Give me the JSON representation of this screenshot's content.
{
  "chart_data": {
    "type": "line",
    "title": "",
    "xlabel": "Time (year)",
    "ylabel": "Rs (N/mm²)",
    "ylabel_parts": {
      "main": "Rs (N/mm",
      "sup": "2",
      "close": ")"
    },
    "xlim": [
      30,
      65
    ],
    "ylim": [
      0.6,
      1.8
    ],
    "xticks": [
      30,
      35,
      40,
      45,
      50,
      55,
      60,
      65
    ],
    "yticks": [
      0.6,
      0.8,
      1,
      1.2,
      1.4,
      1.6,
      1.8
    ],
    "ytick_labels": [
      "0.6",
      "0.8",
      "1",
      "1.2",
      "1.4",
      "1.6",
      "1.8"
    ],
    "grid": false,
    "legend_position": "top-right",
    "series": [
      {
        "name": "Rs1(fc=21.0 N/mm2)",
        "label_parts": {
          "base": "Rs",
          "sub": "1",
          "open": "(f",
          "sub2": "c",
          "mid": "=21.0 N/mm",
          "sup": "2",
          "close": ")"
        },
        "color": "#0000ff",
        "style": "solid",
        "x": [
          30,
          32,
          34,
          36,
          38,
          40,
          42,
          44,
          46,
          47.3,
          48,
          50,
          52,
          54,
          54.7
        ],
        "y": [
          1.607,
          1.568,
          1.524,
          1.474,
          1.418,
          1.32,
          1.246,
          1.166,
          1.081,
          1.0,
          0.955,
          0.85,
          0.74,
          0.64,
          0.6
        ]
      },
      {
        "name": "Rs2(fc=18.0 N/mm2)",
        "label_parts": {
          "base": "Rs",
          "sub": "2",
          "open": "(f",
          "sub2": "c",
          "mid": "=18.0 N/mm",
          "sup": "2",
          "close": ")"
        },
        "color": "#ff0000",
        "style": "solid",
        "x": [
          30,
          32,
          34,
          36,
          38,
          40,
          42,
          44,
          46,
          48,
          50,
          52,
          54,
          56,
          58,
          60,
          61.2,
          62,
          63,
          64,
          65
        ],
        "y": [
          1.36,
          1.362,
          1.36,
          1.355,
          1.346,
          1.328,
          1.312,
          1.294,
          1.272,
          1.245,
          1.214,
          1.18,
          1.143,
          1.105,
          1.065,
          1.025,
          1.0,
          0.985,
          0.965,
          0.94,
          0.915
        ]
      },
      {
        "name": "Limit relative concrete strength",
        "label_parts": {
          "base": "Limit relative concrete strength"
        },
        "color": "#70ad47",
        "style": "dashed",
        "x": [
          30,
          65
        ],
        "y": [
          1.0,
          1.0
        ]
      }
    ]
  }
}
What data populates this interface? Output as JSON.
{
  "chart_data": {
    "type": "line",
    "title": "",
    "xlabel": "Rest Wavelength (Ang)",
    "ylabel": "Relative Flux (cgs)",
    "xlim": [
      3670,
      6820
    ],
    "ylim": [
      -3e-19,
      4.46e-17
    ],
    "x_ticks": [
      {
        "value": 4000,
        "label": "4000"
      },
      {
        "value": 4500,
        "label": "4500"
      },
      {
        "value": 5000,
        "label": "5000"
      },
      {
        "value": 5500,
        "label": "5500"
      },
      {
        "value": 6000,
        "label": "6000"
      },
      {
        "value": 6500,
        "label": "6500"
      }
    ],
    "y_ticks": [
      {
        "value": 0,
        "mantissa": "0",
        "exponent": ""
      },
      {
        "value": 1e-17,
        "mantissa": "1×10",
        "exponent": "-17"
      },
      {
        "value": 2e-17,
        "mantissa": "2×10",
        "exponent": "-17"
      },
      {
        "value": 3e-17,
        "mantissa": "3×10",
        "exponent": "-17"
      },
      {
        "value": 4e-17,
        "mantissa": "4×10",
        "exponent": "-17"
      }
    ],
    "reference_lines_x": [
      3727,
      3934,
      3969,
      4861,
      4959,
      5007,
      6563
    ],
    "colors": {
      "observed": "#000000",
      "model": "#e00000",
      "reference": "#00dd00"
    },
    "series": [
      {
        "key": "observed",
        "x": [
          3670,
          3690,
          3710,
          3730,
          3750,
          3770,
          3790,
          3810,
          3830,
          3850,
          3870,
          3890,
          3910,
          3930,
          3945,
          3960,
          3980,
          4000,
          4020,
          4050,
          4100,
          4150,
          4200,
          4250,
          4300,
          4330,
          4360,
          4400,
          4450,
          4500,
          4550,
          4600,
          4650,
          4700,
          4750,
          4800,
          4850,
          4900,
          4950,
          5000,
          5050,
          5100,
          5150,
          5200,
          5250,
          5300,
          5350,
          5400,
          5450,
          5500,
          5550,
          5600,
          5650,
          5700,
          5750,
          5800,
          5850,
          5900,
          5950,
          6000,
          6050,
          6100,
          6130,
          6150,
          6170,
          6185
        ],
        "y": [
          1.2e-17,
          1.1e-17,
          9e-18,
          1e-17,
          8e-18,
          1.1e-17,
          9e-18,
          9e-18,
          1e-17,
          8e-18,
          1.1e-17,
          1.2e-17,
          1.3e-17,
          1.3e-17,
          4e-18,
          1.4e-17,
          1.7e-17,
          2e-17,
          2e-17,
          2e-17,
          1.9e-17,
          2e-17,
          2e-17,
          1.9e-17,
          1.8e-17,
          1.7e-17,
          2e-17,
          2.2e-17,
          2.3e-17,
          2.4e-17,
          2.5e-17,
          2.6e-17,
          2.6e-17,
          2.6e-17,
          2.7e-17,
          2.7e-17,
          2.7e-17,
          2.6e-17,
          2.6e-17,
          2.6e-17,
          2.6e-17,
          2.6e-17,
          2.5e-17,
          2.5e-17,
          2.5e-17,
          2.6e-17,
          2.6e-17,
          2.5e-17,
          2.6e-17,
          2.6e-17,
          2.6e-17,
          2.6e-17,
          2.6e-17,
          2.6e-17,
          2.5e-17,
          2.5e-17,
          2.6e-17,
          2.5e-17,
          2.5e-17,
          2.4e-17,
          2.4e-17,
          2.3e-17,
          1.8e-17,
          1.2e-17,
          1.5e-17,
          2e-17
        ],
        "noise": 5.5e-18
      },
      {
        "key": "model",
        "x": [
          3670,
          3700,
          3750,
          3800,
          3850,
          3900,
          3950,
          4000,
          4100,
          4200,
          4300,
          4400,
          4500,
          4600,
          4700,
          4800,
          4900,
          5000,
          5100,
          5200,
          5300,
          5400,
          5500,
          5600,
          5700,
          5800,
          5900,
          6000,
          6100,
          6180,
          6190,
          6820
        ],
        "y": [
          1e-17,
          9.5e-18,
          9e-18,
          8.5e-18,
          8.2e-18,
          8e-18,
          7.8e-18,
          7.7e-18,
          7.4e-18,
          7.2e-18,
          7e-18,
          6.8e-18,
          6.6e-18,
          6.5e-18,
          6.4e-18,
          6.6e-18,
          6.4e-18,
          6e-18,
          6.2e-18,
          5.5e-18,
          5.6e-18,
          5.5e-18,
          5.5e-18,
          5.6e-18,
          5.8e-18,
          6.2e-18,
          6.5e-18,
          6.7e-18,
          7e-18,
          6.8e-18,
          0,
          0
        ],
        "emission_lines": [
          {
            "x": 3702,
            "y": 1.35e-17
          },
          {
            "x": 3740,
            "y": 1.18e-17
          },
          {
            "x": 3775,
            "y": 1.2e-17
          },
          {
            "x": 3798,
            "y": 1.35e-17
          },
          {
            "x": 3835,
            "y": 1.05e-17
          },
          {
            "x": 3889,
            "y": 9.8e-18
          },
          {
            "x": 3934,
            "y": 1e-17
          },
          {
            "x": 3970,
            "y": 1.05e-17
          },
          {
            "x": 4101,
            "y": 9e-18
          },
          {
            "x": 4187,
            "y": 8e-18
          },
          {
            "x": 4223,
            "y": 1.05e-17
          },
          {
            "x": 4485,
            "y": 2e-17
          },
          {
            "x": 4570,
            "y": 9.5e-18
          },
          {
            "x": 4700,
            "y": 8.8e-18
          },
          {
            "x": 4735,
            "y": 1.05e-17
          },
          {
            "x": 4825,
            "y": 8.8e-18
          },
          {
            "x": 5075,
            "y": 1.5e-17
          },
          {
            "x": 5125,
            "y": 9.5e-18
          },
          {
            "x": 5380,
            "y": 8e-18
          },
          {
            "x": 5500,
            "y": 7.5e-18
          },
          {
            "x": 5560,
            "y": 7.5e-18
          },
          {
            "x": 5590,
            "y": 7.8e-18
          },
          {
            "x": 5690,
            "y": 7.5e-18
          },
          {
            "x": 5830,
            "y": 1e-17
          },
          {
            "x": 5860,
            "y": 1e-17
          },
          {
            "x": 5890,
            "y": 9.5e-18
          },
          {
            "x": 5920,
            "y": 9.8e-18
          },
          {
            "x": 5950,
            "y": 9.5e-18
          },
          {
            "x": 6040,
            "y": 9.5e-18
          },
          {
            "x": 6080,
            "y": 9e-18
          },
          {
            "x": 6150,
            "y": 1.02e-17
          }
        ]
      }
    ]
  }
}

**SET PROBLEM**
Track down every line of the material containing the string "strength", and copy it.

**SOLVED PROBLEM**
        "name": "Limit relative concrete strength",
          "base": "Limit relative concrete strength"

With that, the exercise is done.